*REQUIREMENTS*
Pick out the lines in the listing below that contain the word "icon" and copy them.

*SUPPLIED RECORDS*

▼▼▼

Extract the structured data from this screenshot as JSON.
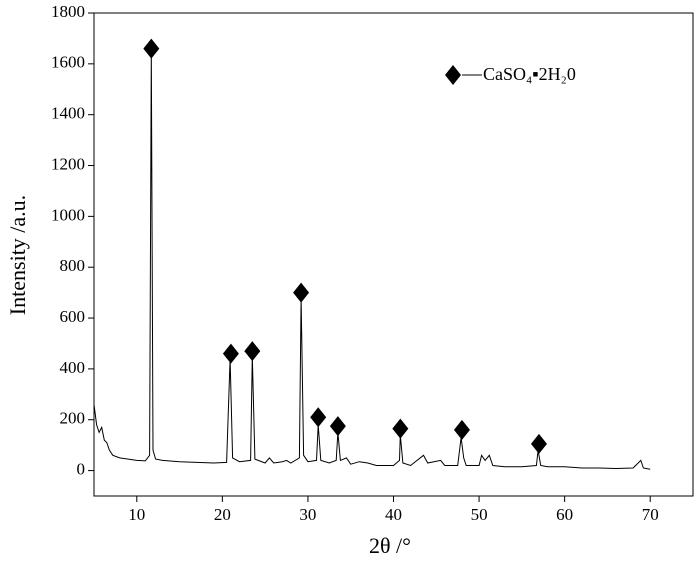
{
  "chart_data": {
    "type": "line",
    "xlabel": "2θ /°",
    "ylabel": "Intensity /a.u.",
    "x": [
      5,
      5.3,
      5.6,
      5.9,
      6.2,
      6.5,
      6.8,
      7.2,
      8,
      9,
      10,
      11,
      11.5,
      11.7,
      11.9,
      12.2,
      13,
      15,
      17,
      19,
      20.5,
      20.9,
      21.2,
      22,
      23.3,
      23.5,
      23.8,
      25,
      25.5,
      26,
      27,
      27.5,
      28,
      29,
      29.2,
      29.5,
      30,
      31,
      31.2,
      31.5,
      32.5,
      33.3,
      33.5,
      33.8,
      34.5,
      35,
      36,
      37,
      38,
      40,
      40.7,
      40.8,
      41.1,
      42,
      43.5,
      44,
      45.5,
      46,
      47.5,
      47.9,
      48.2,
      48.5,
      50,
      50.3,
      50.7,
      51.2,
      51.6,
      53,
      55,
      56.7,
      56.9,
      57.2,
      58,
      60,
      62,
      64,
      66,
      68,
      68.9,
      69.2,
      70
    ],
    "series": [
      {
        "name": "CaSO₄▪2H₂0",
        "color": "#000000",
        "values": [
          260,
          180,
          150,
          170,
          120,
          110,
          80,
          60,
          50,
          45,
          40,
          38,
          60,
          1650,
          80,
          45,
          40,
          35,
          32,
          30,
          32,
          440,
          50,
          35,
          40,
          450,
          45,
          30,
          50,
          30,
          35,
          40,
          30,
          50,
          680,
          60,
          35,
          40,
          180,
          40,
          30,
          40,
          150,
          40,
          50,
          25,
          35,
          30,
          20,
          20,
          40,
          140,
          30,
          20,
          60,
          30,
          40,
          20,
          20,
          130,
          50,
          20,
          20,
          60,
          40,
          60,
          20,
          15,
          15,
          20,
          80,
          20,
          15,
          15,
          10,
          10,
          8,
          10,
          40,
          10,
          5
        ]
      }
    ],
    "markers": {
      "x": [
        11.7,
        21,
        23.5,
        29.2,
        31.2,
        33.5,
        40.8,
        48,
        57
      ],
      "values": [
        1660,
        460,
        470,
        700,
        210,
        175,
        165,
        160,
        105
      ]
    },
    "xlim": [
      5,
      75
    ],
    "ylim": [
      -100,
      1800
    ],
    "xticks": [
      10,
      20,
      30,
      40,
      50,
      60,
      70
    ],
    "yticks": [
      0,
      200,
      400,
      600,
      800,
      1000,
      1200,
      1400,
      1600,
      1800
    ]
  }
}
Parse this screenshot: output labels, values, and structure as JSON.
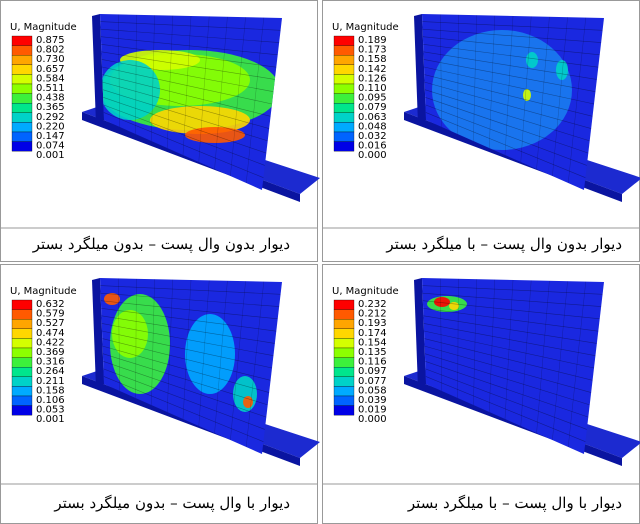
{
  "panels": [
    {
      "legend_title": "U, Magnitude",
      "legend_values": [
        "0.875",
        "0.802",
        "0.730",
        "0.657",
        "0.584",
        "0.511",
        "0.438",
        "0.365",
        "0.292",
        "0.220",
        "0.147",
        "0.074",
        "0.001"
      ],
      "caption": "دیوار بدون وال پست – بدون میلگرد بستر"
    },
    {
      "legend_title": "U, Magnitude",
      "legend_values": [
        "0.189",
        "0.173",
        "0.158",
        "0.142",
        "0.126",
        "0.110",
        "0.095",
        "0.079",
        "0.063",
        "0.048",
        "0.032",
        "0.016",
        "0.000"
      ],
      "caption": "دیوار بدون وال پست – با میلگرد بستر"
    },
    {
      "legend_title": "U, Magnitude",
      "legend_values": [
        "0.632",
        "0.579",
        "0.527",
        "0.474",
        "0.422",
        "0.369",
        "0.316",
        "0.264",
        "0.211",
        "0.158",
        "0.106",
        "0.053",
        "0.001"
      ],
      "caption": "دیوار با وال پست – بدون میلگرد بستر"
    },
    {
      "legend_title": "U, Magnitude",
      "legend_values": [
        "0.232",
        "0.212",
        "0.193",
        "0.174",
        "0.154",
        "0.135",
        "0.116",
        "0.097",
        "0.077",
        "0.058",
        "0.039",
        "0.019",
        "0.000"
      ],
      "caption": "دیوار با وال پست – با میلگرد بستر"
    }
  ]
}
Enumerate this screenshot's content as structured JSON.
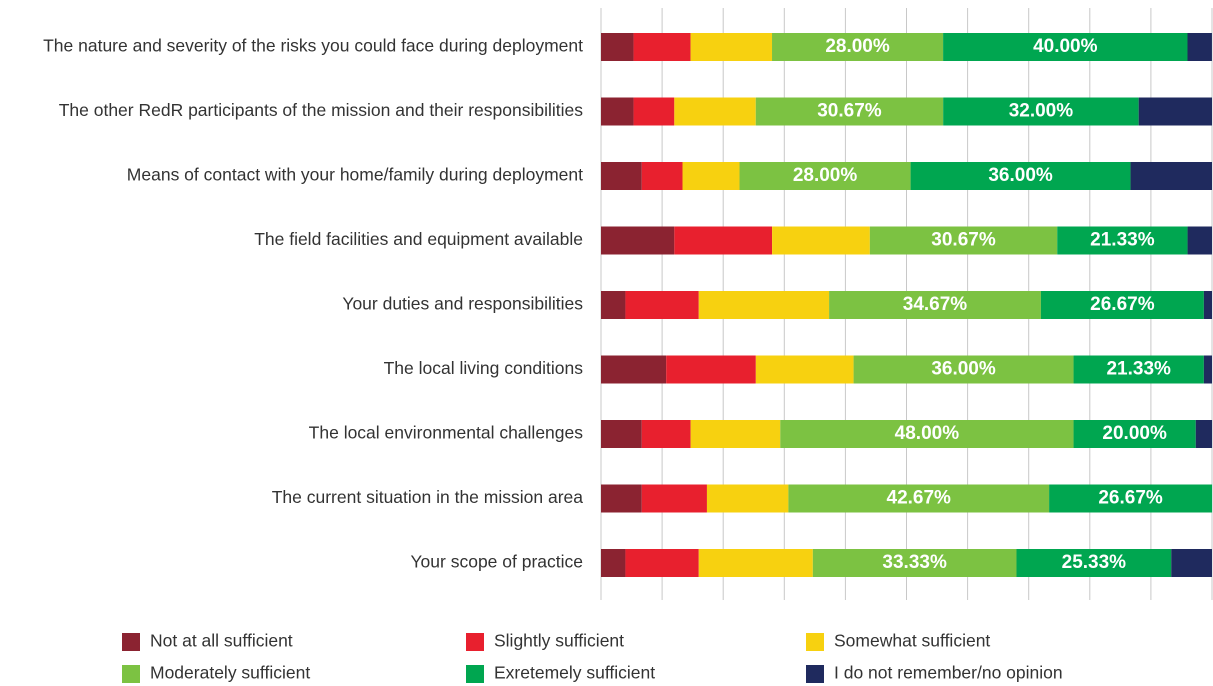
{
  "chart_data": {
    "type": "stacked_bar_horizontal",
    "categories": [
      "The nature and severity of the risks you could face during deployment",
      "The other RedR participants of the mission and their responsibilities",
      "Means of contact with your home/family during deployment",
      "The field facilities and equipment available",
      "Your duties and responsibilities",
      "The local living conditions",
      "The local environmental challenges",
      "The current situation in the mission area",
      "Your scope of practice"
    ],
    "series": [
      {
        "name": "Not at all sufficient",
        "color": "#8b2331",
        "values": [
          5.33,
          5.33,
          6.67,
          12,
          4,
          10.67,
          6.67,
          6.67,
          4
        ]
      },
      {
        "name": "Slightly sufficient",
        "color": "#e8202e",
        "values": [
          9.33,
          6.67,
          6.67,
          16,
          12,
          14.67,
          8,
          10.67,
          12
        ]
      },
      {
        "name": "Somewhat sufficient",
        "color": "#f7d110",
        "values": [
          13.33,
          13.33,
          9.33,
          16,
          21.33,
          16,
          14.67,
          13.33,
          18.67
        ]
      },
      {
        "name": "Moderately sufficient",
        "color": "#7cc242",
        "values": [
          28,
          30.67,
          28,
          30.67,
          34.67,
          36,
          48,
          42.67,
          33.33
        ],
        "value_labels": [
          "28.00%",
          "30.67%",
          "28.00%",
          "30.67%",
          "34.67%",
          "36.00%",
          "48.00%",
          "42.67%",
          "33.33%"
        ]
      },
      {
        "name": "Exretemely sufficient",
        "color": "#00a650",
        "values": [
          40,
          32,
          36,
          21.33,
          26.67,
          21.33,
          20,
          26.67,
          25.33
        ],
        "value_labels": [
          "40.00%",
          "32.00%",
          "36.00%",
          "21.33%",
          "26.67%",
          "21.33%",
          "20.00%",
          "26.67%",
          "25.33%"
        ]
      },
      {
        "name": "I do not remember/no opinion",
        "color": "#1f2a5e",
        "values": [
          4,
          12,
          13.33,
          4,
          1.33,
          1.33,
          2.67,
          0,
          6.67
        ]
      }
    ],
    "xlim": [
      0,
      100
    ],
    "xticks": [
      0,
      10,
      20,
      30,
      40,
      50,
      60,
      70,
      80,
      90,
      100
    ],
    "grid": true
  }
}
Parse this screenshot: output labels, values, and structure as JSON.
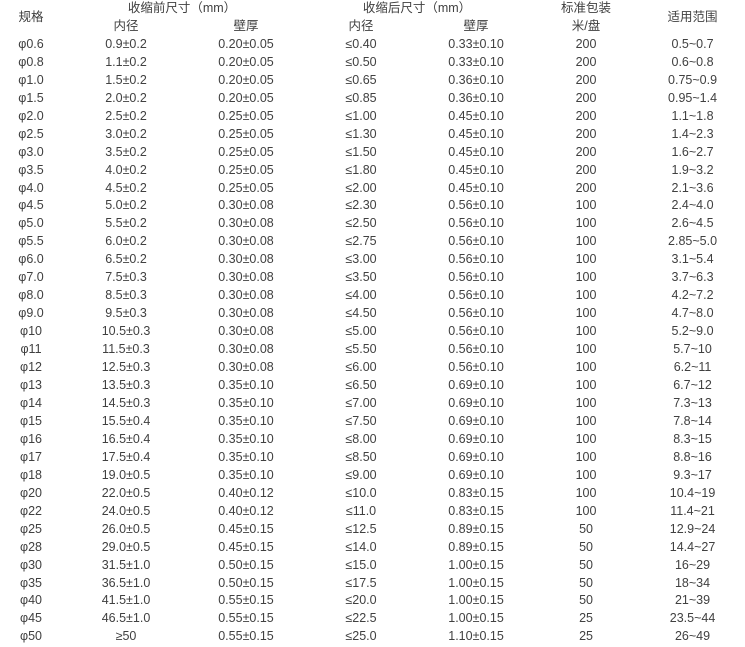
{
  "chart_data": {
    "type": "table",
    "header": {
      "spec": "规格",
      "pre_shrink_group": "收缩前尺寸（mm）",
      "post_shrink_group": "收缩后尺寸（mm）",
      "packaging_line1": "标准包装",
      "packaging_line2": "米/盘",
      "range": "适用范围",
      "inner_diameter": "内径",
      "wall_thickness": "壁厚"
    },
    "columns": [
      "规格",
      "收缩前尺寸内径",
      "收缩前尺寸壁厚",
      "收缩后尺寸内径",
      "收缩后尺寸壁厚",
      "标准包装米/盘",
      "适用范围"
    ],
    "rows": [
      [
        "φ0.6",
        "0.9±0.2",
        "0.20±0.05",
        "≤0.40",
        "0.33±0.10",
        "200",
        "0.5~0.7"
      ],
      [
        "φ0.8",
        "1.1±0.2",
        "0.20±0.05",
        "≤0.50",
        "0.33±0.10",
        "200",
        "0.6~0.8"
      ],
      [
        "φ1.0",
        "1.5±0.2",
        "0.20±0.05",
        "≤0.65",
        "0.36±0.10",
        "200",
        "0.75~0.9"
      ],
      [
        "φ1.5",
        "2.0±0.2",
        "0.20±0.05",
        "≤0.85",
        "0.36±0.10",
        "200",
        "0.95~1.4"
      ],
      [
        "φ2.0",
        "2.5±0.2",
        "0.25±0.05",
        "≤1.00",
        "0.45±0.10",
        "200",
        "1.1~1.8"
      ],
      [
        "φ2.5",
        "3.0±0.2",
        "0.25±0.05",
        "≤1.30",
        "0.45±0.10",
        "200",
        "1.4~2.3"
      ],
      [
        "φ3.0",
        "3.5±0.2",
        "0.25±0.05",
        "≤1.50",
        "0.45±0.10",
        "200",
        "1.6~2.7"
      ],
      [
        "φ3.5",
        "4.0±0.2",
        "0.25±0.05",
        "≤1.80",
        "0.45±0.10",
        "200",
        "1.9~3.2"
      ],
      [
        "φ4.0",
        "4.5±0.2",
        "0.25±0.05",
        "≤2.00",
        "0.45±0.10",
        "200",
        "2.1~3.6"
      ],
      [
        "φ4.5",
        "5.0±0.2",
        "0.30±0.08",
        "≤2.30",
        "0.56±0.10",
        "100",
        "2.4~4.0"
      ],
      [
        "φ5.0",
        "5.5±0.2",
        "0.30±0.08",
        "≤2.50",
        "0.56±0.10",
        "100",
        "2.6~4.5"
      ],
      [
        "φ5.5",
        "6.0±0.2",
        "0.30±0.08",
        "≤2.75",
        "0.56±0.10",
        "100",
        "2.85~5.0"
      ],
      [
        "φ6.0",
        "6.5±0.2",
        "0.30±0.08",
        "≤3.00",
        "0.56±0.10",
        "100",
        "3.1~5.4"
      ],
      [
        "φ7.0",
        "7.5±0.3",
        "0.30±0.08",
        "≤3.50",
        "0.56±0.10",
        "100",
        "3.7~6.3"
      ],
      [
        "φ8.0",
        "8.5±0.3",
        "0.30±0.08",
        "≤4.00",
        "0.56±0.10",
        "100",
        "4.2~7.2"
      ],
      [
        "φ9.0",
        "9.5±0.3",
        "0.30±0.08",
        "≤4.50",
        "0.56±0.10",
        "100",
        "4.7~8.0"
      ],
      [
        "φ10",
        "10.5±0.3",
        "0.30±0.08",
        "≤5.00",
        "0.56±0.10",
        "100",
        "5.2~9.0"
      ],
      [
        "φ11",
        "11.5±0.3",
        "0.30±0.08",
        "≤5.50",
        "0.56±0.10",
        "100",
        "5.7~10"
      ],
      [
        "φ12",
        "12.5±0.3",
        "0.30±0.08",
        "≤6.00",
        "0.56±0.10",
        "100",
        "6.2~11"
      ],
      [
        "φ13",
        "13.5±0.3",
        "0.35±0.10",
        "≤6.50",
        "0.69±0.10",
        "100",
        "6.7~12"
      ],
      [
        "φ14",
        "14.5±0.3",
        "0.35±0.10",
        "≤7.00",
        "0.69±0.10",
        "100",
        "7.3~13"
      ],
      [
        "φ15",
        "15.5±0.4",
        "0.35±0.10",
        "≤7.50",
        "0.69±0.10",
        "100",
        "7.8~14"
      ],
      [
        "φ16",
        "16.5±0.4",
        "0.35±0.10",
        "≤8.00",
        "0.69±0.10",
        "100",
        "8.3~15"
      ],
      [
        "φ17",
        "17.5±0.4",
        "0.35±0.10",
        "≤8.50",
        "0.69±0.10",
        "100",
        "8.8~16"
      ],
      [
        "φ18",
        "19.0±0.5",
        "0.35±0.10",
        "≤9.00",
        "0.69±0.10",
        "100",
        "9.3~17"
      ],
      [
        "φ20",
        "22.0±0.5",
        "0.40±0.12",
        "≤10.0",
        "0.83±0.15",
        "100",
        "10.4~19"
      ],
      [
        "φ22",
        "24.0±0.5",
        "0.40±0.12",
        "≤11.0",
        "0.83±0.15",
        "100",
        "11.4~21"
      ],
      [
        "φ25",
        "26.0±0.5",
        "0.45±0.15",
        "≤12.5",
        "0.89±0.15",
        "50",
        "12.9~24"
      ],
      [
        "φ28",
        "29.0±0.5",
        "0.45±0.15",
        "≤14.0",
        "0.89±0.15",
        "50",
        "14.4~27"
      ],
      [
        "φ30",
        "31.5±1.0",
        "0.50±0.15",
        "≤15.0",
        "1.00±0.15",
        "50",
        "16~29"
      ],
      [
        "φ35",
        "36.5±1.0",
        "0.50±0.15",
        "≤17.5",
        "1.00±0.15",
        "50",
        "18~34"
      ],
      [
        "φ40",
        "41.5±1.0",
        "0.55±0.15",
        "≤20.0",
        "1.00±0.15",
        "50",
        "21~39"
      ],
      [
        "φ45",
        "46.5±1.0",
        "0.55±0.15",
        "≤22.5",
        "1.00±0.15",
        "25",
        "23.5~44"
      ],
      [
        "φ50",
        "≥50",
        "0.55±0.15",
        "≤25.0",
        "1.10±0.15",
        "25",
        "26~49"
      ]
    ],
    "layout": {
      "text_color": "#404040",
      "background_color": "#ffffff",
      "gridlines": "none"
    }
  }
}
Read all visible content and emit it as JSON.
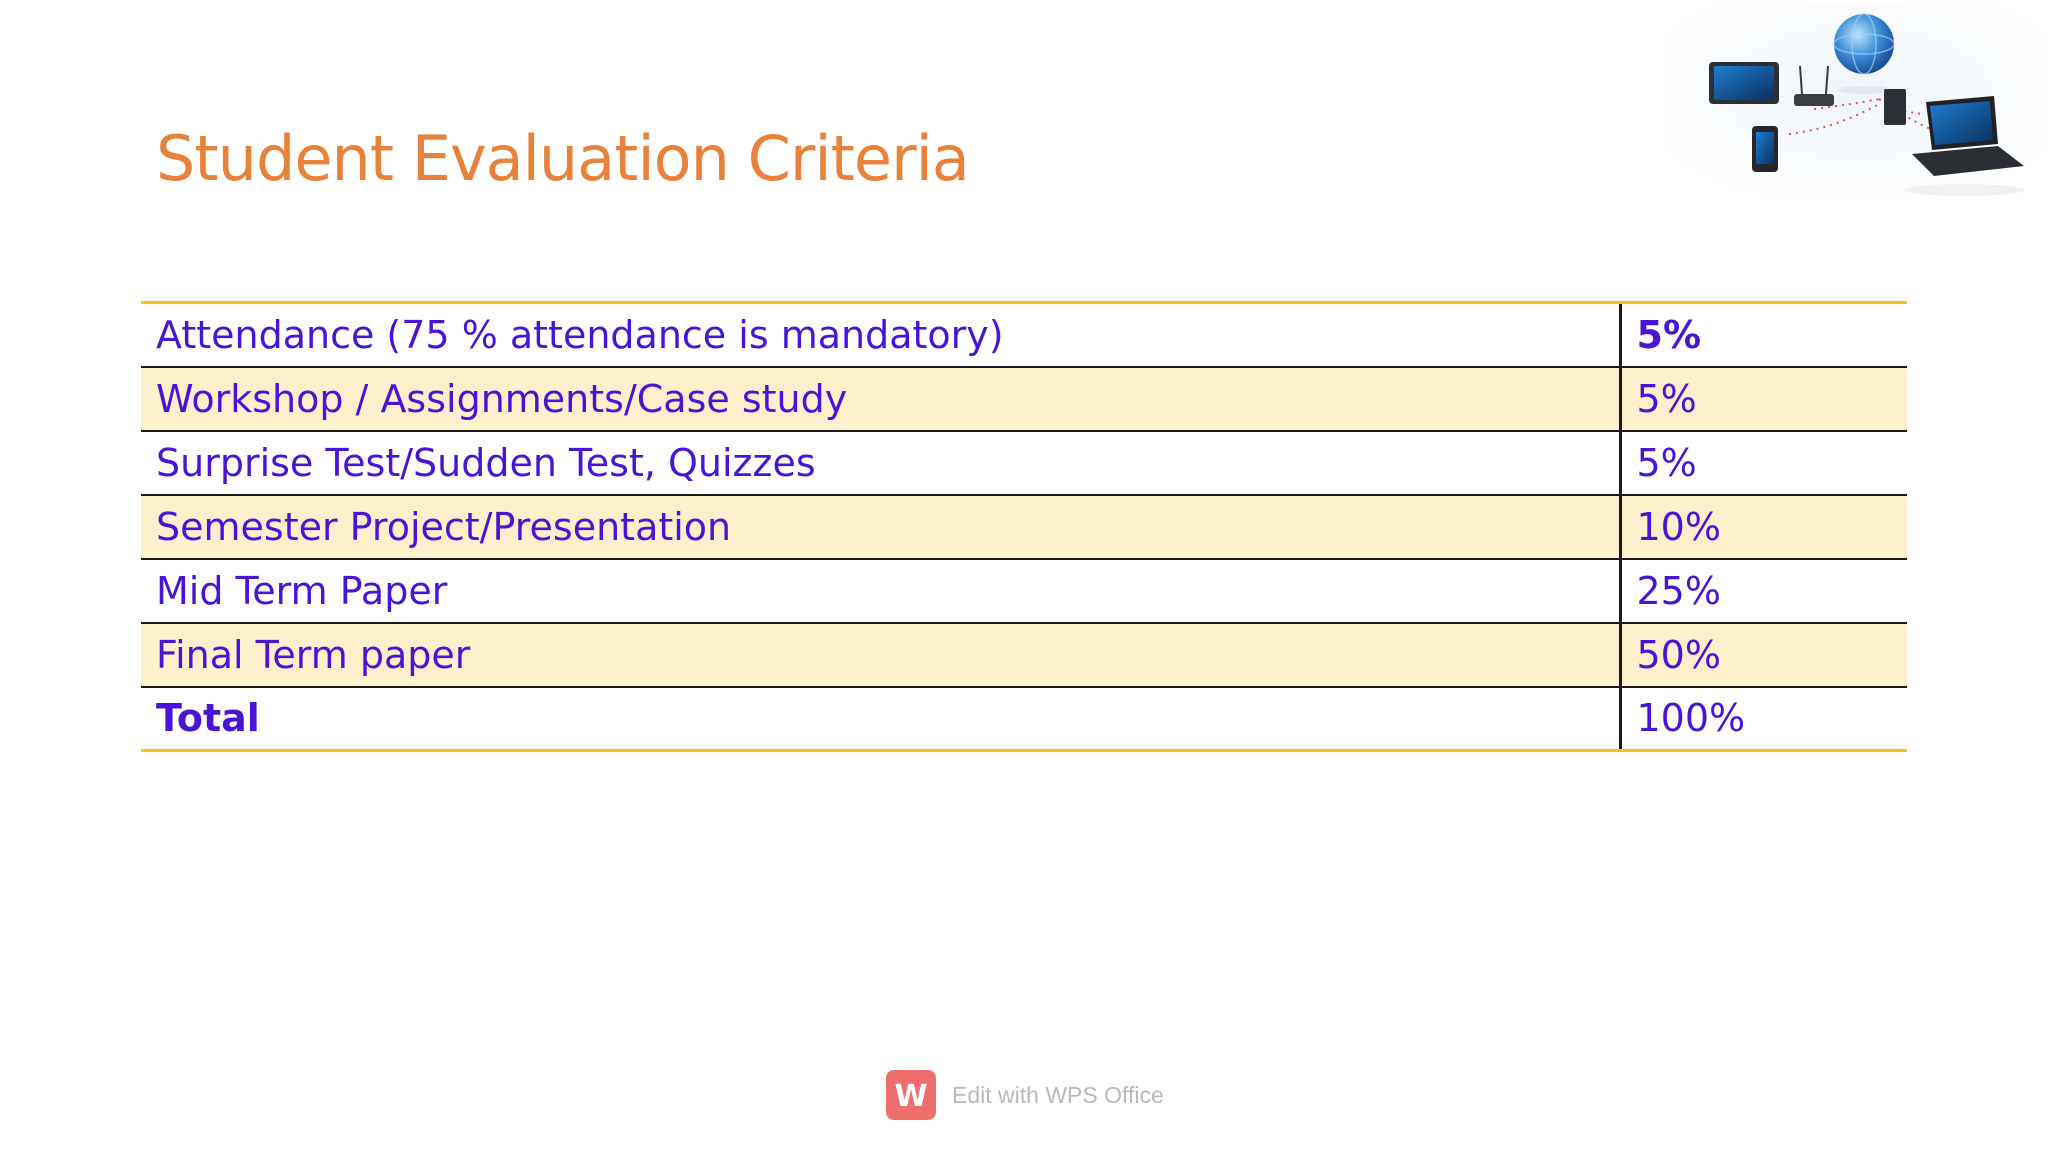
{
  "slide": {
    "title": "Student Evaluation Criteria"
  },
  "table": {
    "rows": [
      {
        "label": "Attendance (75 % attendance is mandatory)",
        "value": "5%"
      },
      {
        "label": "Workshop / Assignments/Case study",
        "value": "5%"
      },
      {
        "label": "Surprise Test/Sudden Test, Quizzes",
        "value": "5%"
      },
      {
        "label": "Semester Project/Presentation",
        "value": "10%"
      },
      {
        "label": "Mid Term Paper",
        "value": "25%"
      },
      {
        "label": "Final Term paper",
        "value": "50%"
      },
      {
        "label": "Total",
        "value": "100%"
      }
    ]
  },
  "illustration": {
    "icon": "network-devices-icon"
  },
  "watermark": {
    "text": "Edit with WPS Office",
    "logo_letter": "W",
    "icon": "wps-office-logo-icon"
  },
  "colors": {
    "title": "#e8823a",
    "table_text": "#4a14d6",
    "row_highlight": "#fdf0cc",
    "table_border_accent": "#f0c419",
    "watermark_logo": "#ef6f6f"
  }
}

▲▲▲

*TASK SOLUTION*
    "icon": "network-devices-icon"
    "icon": "wps-office-logo-icon"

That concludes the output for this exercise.